Start of EXCERPTED RECORDS

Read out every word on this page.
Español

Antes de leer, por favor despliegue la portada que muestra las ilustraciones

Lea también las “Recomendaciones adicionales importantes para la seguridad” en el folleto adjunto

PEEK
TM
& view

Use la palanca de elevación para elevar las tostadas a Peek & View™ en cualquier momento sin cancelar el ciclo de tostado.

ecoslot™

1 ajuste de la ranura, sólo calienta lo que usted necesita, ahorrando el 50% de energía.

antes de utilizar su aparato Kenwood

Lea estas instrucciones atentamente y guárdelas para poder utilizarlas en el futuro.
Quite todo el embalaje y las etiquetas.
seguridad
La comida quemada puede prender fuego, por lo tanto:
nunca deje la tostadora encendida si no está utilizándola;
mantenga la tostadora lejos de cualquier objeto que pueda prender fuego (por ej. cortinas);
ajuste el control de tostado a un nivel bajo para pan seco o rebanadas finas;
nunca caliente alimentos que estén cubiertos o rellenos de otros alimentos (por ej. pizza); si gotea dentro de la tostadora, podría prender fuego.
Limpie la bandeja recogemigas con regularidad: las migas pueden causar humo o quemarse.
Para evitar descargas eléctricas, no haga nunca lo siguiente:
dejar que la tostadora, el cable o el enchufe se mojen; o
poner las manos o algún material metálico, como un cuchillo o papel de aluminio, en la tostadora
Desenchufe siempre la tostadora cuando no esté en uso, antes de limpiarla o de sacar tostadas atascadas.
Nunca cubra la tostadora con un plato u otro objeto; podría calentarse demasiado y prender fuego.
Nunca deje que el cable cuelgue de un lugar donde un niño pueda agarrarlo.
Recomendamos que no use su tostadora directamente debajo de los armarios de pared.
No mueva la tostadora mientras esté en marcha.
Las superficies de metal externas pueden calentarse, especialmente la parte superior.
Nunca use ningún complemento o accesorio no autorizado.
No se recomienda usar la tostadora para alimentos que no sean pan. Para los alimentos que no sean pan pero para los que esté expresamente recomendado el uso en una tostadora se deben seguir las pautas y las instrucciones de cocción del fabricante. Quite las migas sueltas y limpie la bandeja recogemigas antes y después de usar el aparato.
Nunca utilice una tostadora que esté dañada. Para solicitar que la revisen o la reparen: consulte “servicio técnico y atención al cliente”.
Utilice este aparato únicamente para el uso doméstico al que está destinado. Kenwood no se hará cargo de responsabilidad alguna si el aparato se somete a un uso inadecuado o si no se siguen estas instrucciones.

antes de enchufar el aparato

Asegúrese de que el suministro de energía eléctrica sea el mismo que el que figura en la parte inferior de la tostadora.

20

End of EXCERPTED RECORDS

PROBLEM DESCRIPTION
From the data above, pick out each line containing "cualquier" and copy it.

TASK RESPONSE
Use la palanca de elevación para elevar las tostadas a Peek & View™ en cualquier momento sin cancelar el ciclo de tostado.
mantenga la tostadora lejos de cualquier objeto que pueda prender fuego (por ej. cortinas);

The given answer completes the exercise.